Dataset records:
--------

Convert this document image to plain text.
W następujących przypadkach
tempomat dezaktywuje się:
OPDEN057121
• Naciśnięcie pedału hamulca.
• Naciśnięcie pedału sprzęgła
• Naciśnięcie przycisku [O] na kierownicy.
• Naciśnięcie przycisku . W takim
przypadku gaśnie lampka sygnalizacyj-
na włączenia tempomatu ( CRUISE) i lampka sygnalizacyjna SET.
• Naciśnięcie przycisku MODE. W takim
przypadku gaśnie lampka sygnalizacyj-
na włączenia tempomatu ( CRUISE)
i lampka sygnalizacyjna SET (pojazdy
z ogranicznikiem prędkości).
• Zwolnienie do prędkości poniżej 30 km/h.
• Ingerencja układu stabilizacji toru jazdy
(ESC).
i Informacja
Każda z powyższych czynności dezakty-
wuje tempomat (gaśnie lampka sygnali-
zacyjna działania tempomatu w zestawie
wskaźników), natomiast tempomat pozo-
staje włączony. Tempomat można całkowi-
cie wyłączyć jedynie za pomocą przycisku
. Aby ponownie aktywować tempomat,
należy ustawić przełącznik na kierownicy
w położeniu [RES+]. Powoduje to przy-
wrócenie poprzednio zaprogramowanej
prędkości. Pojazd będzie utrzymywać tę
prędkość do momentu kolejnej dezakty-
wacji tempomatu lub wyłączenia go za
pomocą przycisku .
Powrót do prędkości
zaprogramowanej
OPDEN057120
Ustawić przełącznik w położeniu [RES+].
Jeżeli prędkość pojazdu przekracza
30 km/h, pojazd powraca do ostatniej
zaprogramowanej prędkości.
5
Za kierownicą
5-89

--------

GOAL:
The entries above must be returned in full, exactly as shown.

THE COMPLETED TASK:
Convert this document image to plain text.
W następujących przypadkach
tempomat dezaktywuje się:
OPDEN057121
• Naciśnięcie pedału hamulca.
• Naciśnięcie pedału sprzęgła
• Naciśnięcie przycisku [O] na kierownicy.
• Naciśnięcie przycisku . W takim
przypadku gaśnie lampka sygnalizacyj-
na włączenia tempomatu ( CRUISE) i lampka sygnalizacyjna SET.
• Naciśnięcie przycisku MODE. W takim
przypadku gaśnie lampka sygnalizacyj-
na włączenia tempomatu ( CRUISE)
i lampka sygnalizacyjna SET (pojazdy
z ogranicznikiem prędkości).
• Zwolnienie do prędkości poniżej 30 km/h.
• Ingerencja układu stabilizacji toru jazdy
(ESC).
i Informacja
Każda z powyższych czynności dezakty-
wuje tempomat (gaśnie lampka sygnali-
zacyjna działania tempomatu w zestawie
wskaźników), natomiast tempomat pozo-
staje włączony. Tempomat można całkowi-
cie wyłączyć jedynie za pomocą przycisku
. Aby ponownie aktywować tempomat,
należy ustawić przełącznik na kierownicy
w położeniu [RES+]. Powoduje to przy-
wrócenie poprzednio zaprogramowanej
prędkości. Pojazd będzie utrzymywać tę
prędkość do momentu kolejnej dezakty-
wacji tempomatu lub wyłączenia go za
pomocą przycisku .
Powrót do prędkości
zaprogramowanej
OPDEN057120
Ustawić przełącznik w położeniu [RES+].
Jeżeli prędkość pojazdu przekracza
30 km/h, pojazd powraca do ostatniej
zaprogramowanej prędkości.
5
Za kierownicą
5-89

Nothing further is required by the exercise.